## PROBLEM TO WORK ON:
Give the data below again exactly as written, without its pictures.

(Entries taken from a collection)
=====
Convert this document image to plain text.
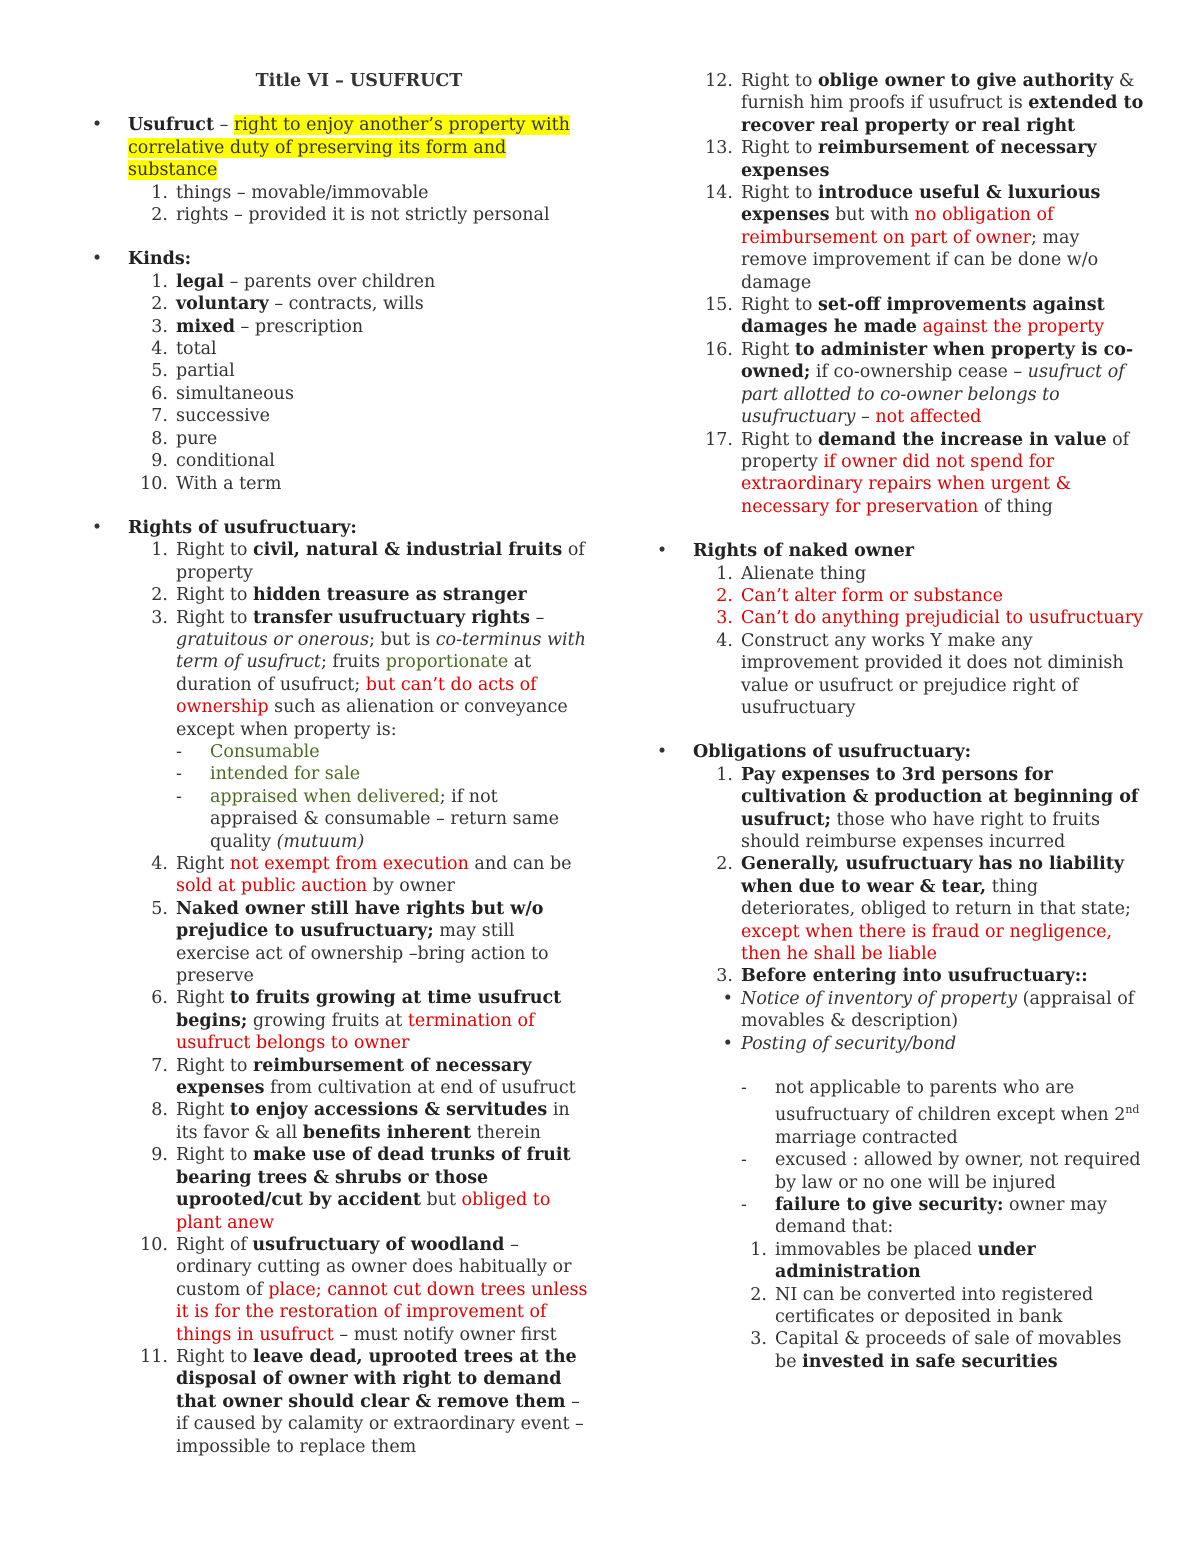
Title VI – USUFRUCT
• Usufruct – right to enjoy another’s property with correlative duty of preserving its form and substance
1. things – movable/immovable
2. rights – provided it is not strictly personal
• Kinds:
1. legal – parents over children
2. voluntary – contracts, wills
3. mixed – prescription
4. total
5. partial
6. simultaneous
7. successive
8. pure
9. conditional
10. With a term
• Rights of usufructuary:
1. Right to civil, natural & industrial fruits of property
2. Right to hidden treasure as stranger
3. Right to transfer usufructuary rights – gratuitous or onerous; but is co-terminus with term of usufruct; fruits proportionate at duration of usufruct; but can’t do acts of ownership such as alienation or conveyance except when property is:
- Consumable
- intended for sale
- appraised when delivered; if not appraised & consumable – return same quality (mutuum)
4. Right not exempt from execution and can be sold at public auction by owner
5. Naked owner still have rights but w/o prejudice to usufructuary; may still exercise act of ownership –bring action to preserve
6. Right to fruits growing at time usufruct begins; growing fruits at termination of usufruct belongs to owner
7. Right to reimbursement of necessary expenses from cultivation at end of usufruct
8. Right to enjoy accessions & servitudes in its favor & all benefits inherent therein
9. Right to make use of dead trunks of fruit bearing trees & shrubs or those uprooted/cut by accident but obliged to plant anew
10. Right of usufructuary of woodland – ordinary cutting as owner does habitually or custom of place; cannot cut down trees unless it is for the restoration of improvement of things in usufruct – must notify owner first
11. Right to leave dead, uprooted trees at the disposal of owner with right to demand that owner should clear & remove them – if caused by calamity or extraordinary event – impossible to replace them
12. Right to oblige owner to give authority & furnish him proofs if usufruct is extended to recover real property or real right
13. Right to reimbursement of necessary expenses
14. Right to introduce useful & luxurious expenses but with no obligation of reimbursement on part of owner; may remove improvement if can be done w/o damage
15. Right to set-off improvements against damages he made against the property
16. Right to administer when property is co-owned; if co-ownership cease – usufruct of part allotted to co-owner belongs to usufructuary – not affected
17. Right to demand the increase in value of property if owner did not spend for extraordinary repairs when urgent & necessary for preservation of thing
• Rights of naked owner
1. Alienate thing
2. Can’t alter form or substance
3. Can’t do anything prejudicial to usufructuary
4. Construct any works Y make any improvement provided it does not diminish value or usufruct or prejudice right of usufructuary
• Obligations of usufructuary:
1. Pay expenses to 3rd persons for cultivation & production at beginning of usufruct; those who have right to fruits should reimburse expenses incurred
2. Generally, usufructuary has no liability when due to wear & tear, thing deteriorates, obliged to return in that state; except when there is fraud or negligence, then he shall be liable
3. Before entering into usufructuary::
• Notice of inventory of property (appraisal of movables & description)
• Posting of security/bond
- not applicable to parents who are usufructuary of children except when 2nd marriage contracted
- excused : allowed by owner, not required by law or no one will be injured
- failure to give security: owner may demand that:
1. immovables be placed under administration
2. NI can be converted into registered certificates or deposited in bank
3. Capital & proceeds of sale of movables be invested in safe securities
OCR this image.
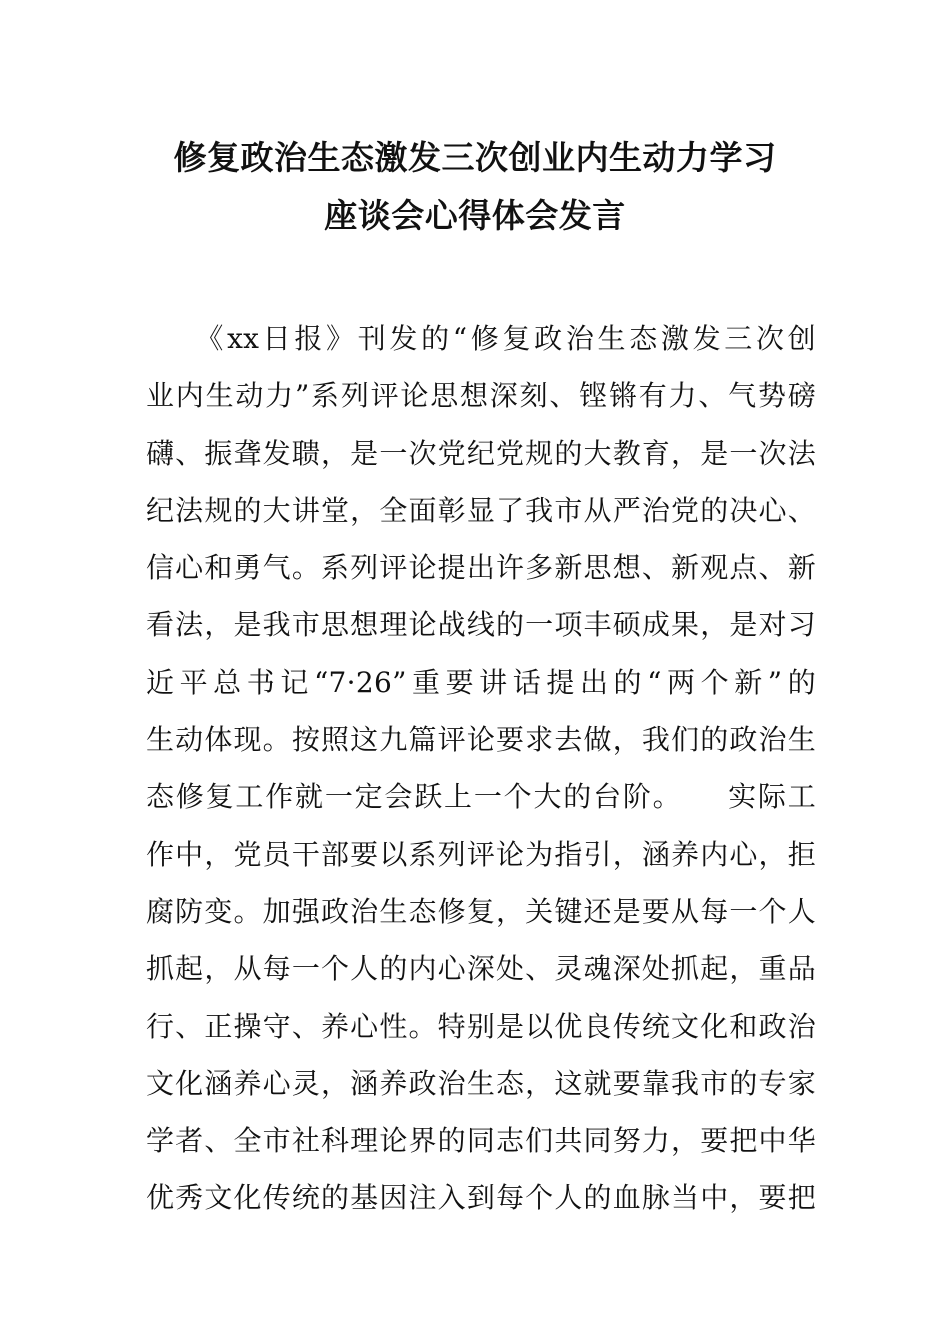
修复政治生态激发三次创业内生动力学习
座谈会心得体会发言
　　《xx日报》刊发的“修复政治生态激发三次创
业内生动力”系列评论思想深刻、铿锵有力、气势磅
礴、振聋发聩，是一次党纪党规的大教育，是一次法
纪法规的大讲堂，全面彰显了我市从严治党的决心、
信心和勇气。系列评论提出许多新思想、新观点、新
看法，是我市思想理论战线的一项丰硕成果，是对习
近平总书记“7·26”重要讲话提出的“两个新”的
生动体现。按照这九篇评论要求去做，我们的政治生
态修复工作就一定会跃上一个大的台阶。　　实际工
作中，党员干部要以系列评论为指引，涵养内心，拒
腐防变。加强政治生态修复，关键还是要从每一个人
抓起，从每一个人的内心深处、灵魂深处抓起，重品
行、正操守、养心性。特别是以优良传统文化和政治
文化涵养心灵，涵养政治生态，这就要靠我市的专家
学者、全市社科理论界的同志们共同努力，要把中华
优秀文化传统的基因注入到每个人的血脉当中，要把
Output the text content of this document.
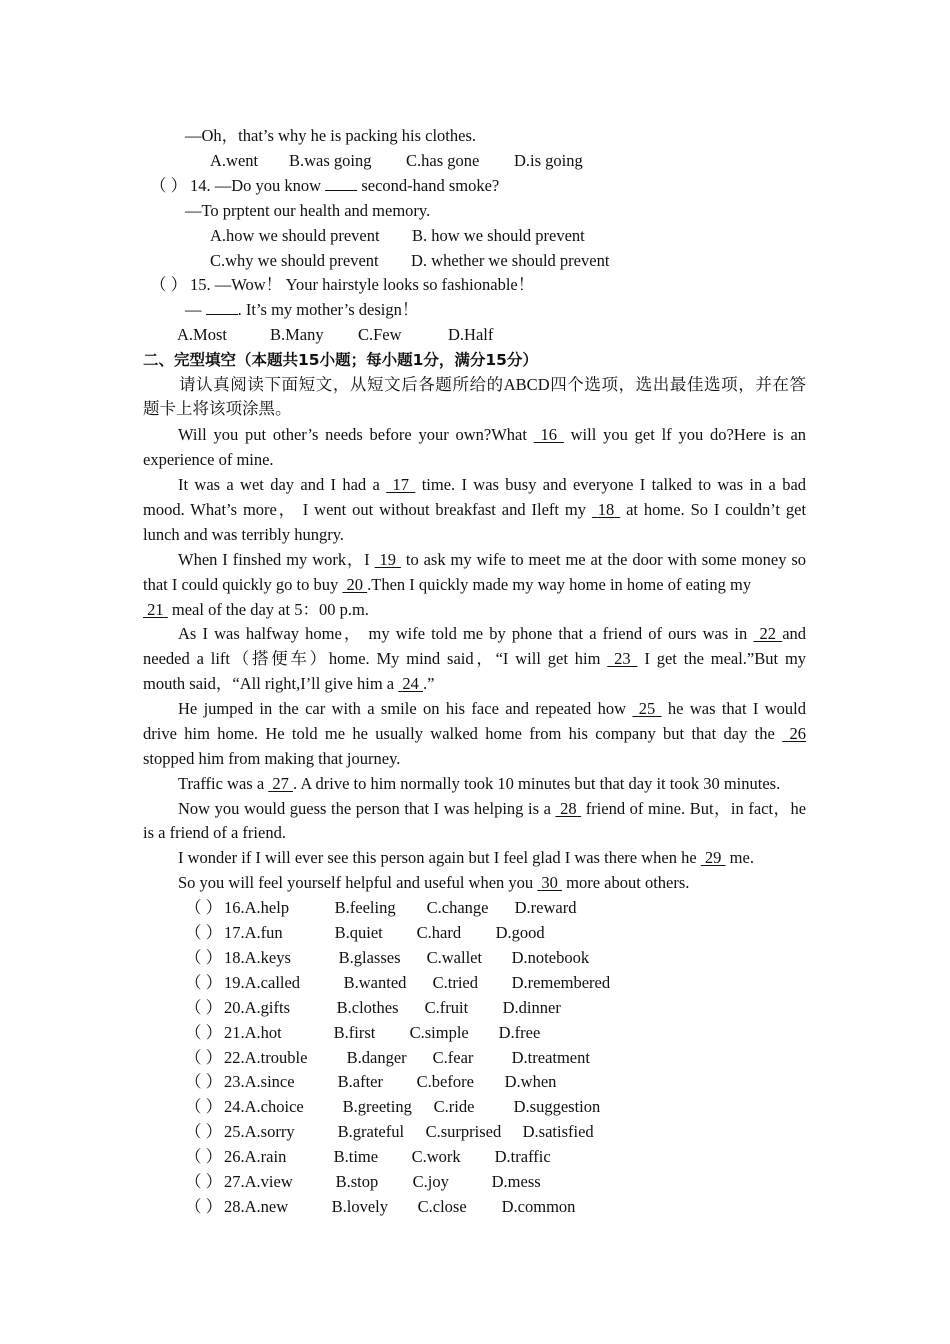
—Oh，that’s why he is packing his clothes.
A.went B.was going C.has gone D.is going
（ ） 14. —Do you know second-hand smoke?
—To prptent our health and memory.
A.how we should prevent B. how we should prevent
C.why we should prevent D. whether we should prevent
（ ） 15. —Wow！ Your hairstyle looks so fashionable！
— . It’s my mother’s design！
A.Most	B.Many C.Few	D.Half
二、完型填空（本题共15小题；每小题1分，满分15分）
请认真阅读下面短文，从短文后各题所给的ABCD四个选项，选出最佳选项，并在答
题卡上将该项涂黑。
Will you put other’s needs before your own?What 16 will you get lf you do?Here is an
experience of mine.
It was a wet day and I had a 17 time. I was busy and everyone I talked to was in a bad
mood. What’s more， I went out without breakfast and Ileft my 18 at home. So I couldn’t get
lunch and was terribly hungry.
When I finshed my work，I 19 to ask my wife to meet me at the door with some money so
that I could quickly go to buy 20 .Then I quickly made my way home in home of eating my
21 meal of the day at 5：00 p.m.
As I was halfway home， my wife told me by phone that a friend of ours was in 22 and
needed a lift（搭便车）home. My mind said，“I will get him 23 I get the meal.”But my
mouth said，“All right,I’ll give him a 24 .”
He jumped in the car with a smile on his face and repeated how 25 he was that I would
drive him home. He told me he usually walked home from his company but that day the 26
stopped him from making that journey.
Traffic was a 27 . A drive to him normally took 10 minutes but that day it took 30 minutes.
Now you would guess the person that I was helping is a 28 friend of mine. But，in fact，he
is a friend of a friend.
I wonder if I will ever see this person again but I feel glad I was there when he 29 me.
So you will feel yourself helpful and useful when you 30 more about others.
（ ） 16.A.help	B.feeling C.change D.reward
（ ） 17.A.fun	B.quiet C.hard D.good
（ ） 18.A.keys	B.glasses C.wallet D.notebook
（ ） 19.A.called	B.wanted C.tried D.remembered
（ ） 20.A.gifts	B.clothes C.fruit D.dinner
（ ） 21.A.hot	B.first C.simple D.free
（ ） 22.A.trouble B.danger C.fear D.treatment
（ ） 23.A.since	B.after C.before D.when
（ ） 24.A.choice B.greeting C.ride D.suggestion
（ ） 25.A.sorry	B.grateful C.surprised D.satisfied
（ ） 26.A.rain	B.time C.work D.traffic
（ ） 27.A.view	B.stop C.joy	D.mess
（ ） 28.A.new	B.lovely C.close D.common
=====
## TASK OUTPUT:
Convert this document image to plain text.
Title VI – USUFRUCT
• Usufruct – right to enjoy another’s property with correlative duty of preserving its form and substance
1. things – movable/immovable
2. rights – provided it is not strictly personal
• Kinds:
1. legal – parents over children
2. voluntary – contracts, wills
3. mixed – prescription
4. total
5. partial
6. simultaneous
7. successive
8. pure
9. conditional
10. With a term
• Rights of usufructuary:
1. Right to civil, natural & industrial fruits of property
2. Right to hidden treasure as stranger
3. Right to transfer usufructuary rights – gratuitous or onerous; but is co-terminus with term of usufruct; fruits proportionate at duration of usufruct; but can’t do acts of ownership such as alienation or conveyance except when property is:
- Consumable
- intended for sale
- appraised when delivered; if not appraised & consumable – return same quality (mutuum)
4. Right not exempt from execution and can be sold at public auction by owner
5. Naked owner still have rights but w/o prejudice to usufructuary; may still exercise act of ownership –bring action to preserve
6. Right to fruits growing at time usufruct begins; growing fruits at termination of usufruct belongs to owner
7. Right to reimbursement of necessary expenses from cultivation at end of usufruct
8. Right to enjoy accessions & servitudes in its favor & all benefits inherent therein
9. Right to make use of dead trunks of fruit bearing trees & shrubs or those uprooted/cut by accident but obliged to plant anew
10. Right of usufructuary of woodland – ordinary cutting as owner does habitually or custom of place; cannot cut down trees unless it is for the restoration of improvement of things in usufruct – must notify owner first
11. Right to leave dead, uprooted trees at the disposal of owner with right to demand that owner should clear & remove them – if caused by calamity or extraordinary event – impossible to replace them
12. Right to oblige owner to give authority & furnish him proofs if usufruct is extended to recover real property or real right
13. Right to reimbursement of necessary expenses
14. Right to introduce useful & luxurious expenses but with no obligation of reimbursement on part of owner; may remove improvement if can be done w/o damage
15. Right to set-off improvements against damages he made against the property
16. Right to administer when property is co-owned; if co-ownership cease – usufruct of part allotted to co-owner belongs to usufructuary – not affected
17. Right to demand the increase in value of property if owner did not spend for extraordinary repairs when urgent & necessary for preservation of thing
• Rights of naked owner
1. Alienate thing
2. Can’t alter form or substance
3. Can’t do anything prejudicial to usufructuary
4. Construct any works Y make any improvement provided it does not diminish value or usufruct or prejudice right of usufructuary
• Obligations of usufructuary:
1. Pay expenses to 3rd persons for cultivation & production at beginning of usufruct; those who have right to fruits should reimburse expenses incurred
2. Generally, usufructuary has no liability when due to wear & tear, thing deteriorates, obliged to return in that state; except when there is fraud or negligence, then he shall be liable
3. Before entering into usufructuary::
• Notice of inventory of property (appraisal of movables & description)
• Posting of security/bond
- not applicable to parents who are usufructuary of children except when 2nd marriage contracted
- excused : allowed by owner, not required by law or no one will be injured
- failure to give security: owner may demand that:
1. immovables be placed under administration
2. NI can be converted into registered certificates or deposited in bank
3. Capital & proceeds of sale of movables be invested in safe securities
OCR this image.
修复政治生态激发三次创业内生动力学习
座谈会心得体会发言
　　《xx日报》刊发的“修复政治生态激发三次创
业内生动力”系列评论思想深刻、铿锵有力、气势磅
礴、振聋发聩，是一次党纪党规的大教育，是一次法
纪法规的大讲堂，全面彰显了我市从严治党的决心、
信心和勇气。系列评论提出许多新思想、新观点、新
看法，是我市思想理论战线的一项丰硕成果，是对习
近平总书记“7·26”重要讲话提出的“两个新”的
生动体现。按照这九篇评论要求去做，我们的政治生
态修复工作就一定会跃上一个大的台阶。　　实际工
作中，党员干部要以系列评论为指引，涵养内心，拒
腐防变。加强政治生态修复，关键还是要从每一个人
抓起，从每一个人的内心深处、灵魂深处抓起，重品
行、正操守、养心性。特别是以优良传统文化和政治
文化涵养心灵，涵养政治生态，这就要靠我市的专家
学者、全市社科理论界的同志们共同努力，要把中华
优秀文化传统的基因注入到每个人的血脉当中，要把
Output the text content of this document.
—Oh，that’s why he is packing his clothes.
A.went B.was going C.has gone D.is going
（ ） 14. —Do you know second-hand smoke?
—To prptent our health and memory.
A.how we should prevent B. how we should prevent
C.why we should prevent D. whether we should prevent
（ ） 15. —Wow！ Your hairstyle looks so fashionable！
— . It’s my mother’s design！
A.Most	B.Many C.Few	D.Half
二、完型填空（本题共15小题；每小题1分，满分15分）
请认真阅读下面短文，从短文后各题所给的ABCD四个选项，选出最佳选项，并在答
题卡上将该项涂黑。
Will you put other’s needs before your own?What 16 will you get lf you do?Here is an
experience of mine.
It was a wet day and I had a 17 time. I was busy and everyone I talked to was in a bad
mood. What’s more， I went out without breakfast and Ileft my 18 at home. So I couldn’t get
lunch and was terribly hungry.
When I finshed my work，I 19 to ask my wife to meet me at the door with some money so
that I could quickly go to buy 20 .Then I quickly made my way home in home of eating my
21 meal of the day at 5：00 p.m.
As I was halfway home， my wife told me by phone that a friend of ours was in 22 and
needed a lift（搭便车）home. My mind said，“I will get him 23 I get the meal.”But my
mouth said，“All right,I’ll give him a 24 .”
He jumped in the car with a smile on his face and repeated how 25 he was that I would
drive him home. He told me he usually walked home from his company but that day the 26
stopped him from making that journey.
Traffic was a 27 . A drive to him normally took 10 minutes but that day it took 30 minutes.
Now you would guess the person that I was helping is a 28 friend of mine. But，in fact，he
is a friend of a friend.
I wonder if I will ever see this person again but I feel glad I was there when he 29 me.
So you will feel yourself helpful and useful when you 30 more about others.
（ ） 16.A.help	B.feeling C.change D.reward
（ ） 17.A.fun	B.quiet C.hard D.good
（ ） 18.A.keys	B.glasses C.wallet D.notebook
（ ） 19.A.called	B.wanted C.tried D.remembered
（ ） 20.A.gifts	B.clothes C.fruit D.dinner
（ ） 21.A.hot	B.first C.simple D.free
（ ） 22.A.trouble B.danger C.fear D.treatment
（ ） 23.A.since	B.after C.before D.when
（ ） 24.A.choice B.greeting C.ride D.suggestion
（ ） 25.A.sorry	B.grateful C.surprised D.satisfied
（ ） 26.A.rain	B.time C.work D.traffic
（ ） 27.A.view	B.stop C.joy	D.mess
（ ） 28.A.new	B.lovely C.close D.common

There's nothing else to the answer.